Brief: Drop all images and give the records again exactly.

Supplied records:
----------

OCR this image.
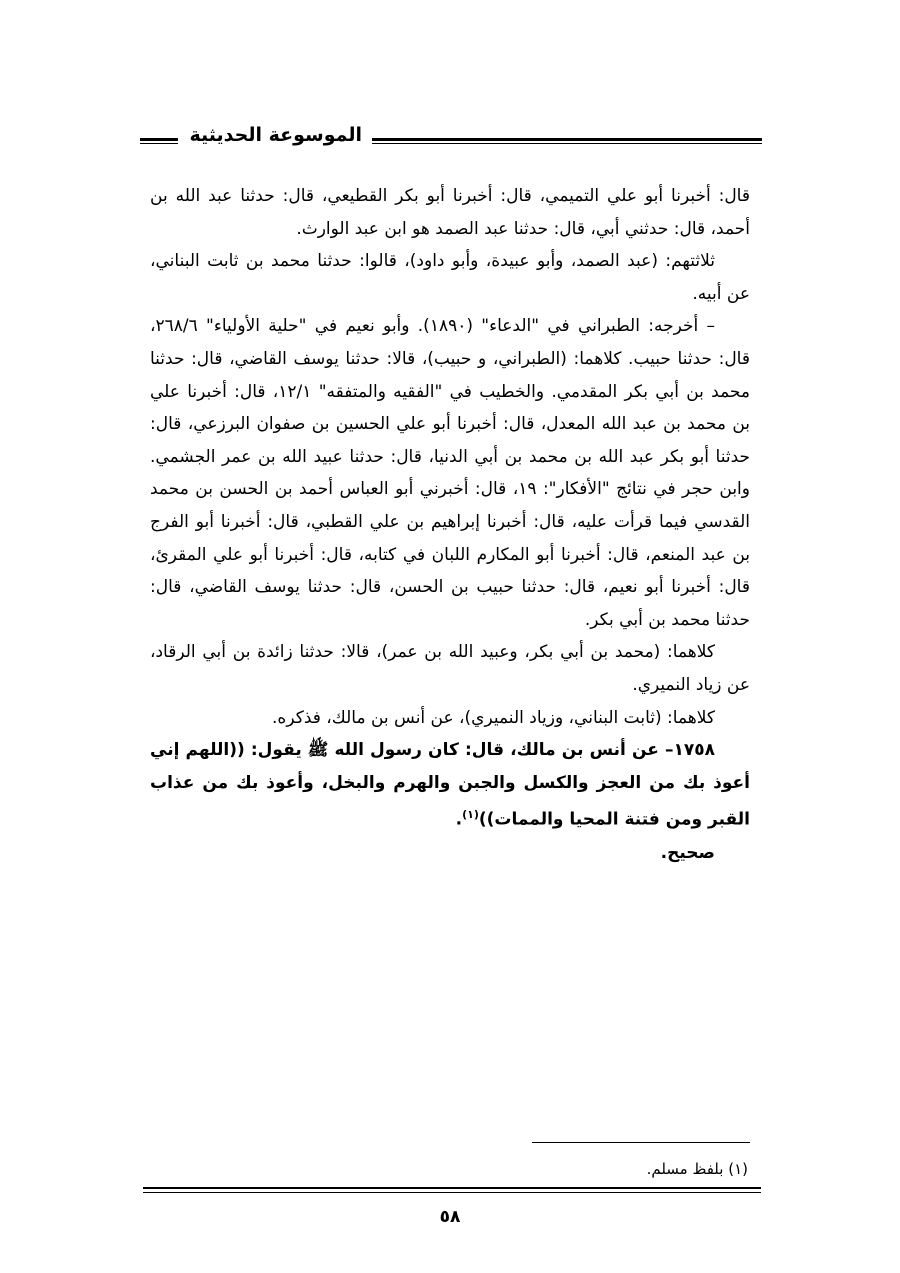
الموسوعة الحديثية

قال: أخبرنا أبو علي التميمي، قال: أخبرنا أبو بكر القطيعي، قال: حدثنا عبد الله بن أحمد، قال: حدثني أبي، قال: حدثنا عبد الصمد هو ابن عبد الوارث.

ثلاثتهم: (عبد الصمد، وأبو عبيدة، وأبو داود)، قالوا: حدثنا محمد بن ثابت البناني، عن أبيه.

– أخرجه: الطبراني في "الدعاء" (١٨٩٠). وأبو نعيم في "حلية الأولياء" ٢٦٨/٦، قال: حدثنا حبيب. كلاهما: (الطبراني، و حبيب)، قالا: حدثنا يوسف القاضي، قال: حدثنا محمد بن أبي بكر المقدمي. والخطيب في "الفقيه والمتفقه" ١٢/١، قال: أخبرنا علي بن محمد بن عبد الله المعدل، قال: أخبرنا أبو علي الحسين بن صفوان البرزعي، قال: حدثنا أبو بكر عبد الله بن محمد بن أبي الدنيا، قال: حدثنا عبيد الله بن عمر الجشمي. وابن حجر في نتائج "الأفكار": ١٩، قال: أخبرني أبو العباس أحمد بن الحسن بن محمد القدسي فيما قرأت عليه، قال: أخبرنا إبراهيم بن علي القطبي، قال: أخبرنا أبو الفرج بن عبد المنعم، قال: أخبرنا أبو المكارم اللبان في كتابه، قال: أخبرنا أبو علي المقرئ، قال: أخبرنا أبو نعيم، قال: حدثنا حبيب بن الحسن، قال: حدثنا يوسف القاضي، قال: حدثنا محمد بن أبي بكر.

كلاهما: (محمد بن أبي بكر، وعبيد الله بن عمر)، قالا: حدثنا زائدة بن أبي الرقاد، عن زياد النميري.

كلاهما: (ثابت البناني، وزياد النميري)، عن أنس بن مالك، فذكره.

١٧٥٨– عن أنس بن مالك، قال: كان رسول الله ﷺ يقول: ((اللهم إني أعوذ بك من العجز والكسل والجبن والهرم والبخل، وأعوذ بك من عذاب القبر ومن فتنة المحيا والممات))$^{(١)}$.

صحيح.

(١) بلفظ مسلم.
٥٨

----------

Output for this exercise:
OCR this image.
الموسوعة الحديثية

قال: أخبرنا أبو علي التميمي، قال: أخبرنا أبو بكر القطيعي، قال: حدثنا عبد الله بن أحمد، قال: حدثني أبي، قال: حدثنا عبد الصمد هو ابن عبد الوارث.

ثلاثتهم: (عبد الصمد، وأبو عبيدة، وأبو داود)، قالوا: حدثنا محمد بن ثابت البناني، عن أبيه.

– أخرجه: الطبراني في "الدعاء" (١٨٩٠). وأبو نعيم في "حلية الأولياء" ٢٦٨/٦، قال: حدثنا حبيب. كلاهما: (الطبراني، و حبيب)، قالا: حدثنا يوسف القاضي، قال: حدثنا محمد بن أبي بكر المقدمي. والخطيب في "الفقيه والمتفقه" ١٢/١، قال: أخبرنا علي بن محمد بن عبد الله المعدل، قال: أخبرنا أبو علي الحسين بن صفوان البرزعي، قال: حدثنا أبو بكر عبد الله بن محمد بن أبي الدنيا، قال: حدثنا عبيد الله بن عمر الجشمي. وابن حجر في نتائج "الأفكار": ١٩، قال: أخبرني أبو العباس أحمد بن الحسن بن محمد القدسي فيما قرأت عليه، قال: أخبرنا إبراهيم بن علي القطبي، قال: أخبرنا أبو الفرج بن عبد المنعم، قال: أخبرنا أبو المكارم اللبان في كتابه، قال: أخبرنا أبو علي المقرئ، قال: أخبرنا أبو نعيم، قال: حدثنا حبيب بن الحسن، قال: حدثنا يوسف القاضي، قال: حدثنا محمد بن أبي بكر.

كلاهما: (محمد بن أبي بكر، وعبيد الله بن عمر)، قالا: حدثنا زائدة بن أبي الرقاد، عن زياد النميري.

كلاهما: (ثابت البناني، وزياد النميري)، عن أنس بن مالك، فذكره.

١٧٥٨– عن أنس بن مالك، قال: كان رسول الله ﷺ يقول: ((اللهم إني أعوذ بك من العجز والكسل والجبن والهرم والبخل، وأعوذ بك من عذاب القبر ومن فتنة المحيا والممات))$^{(١)}$.

صحيح.

(١) بلفظ مسلم.
٥٨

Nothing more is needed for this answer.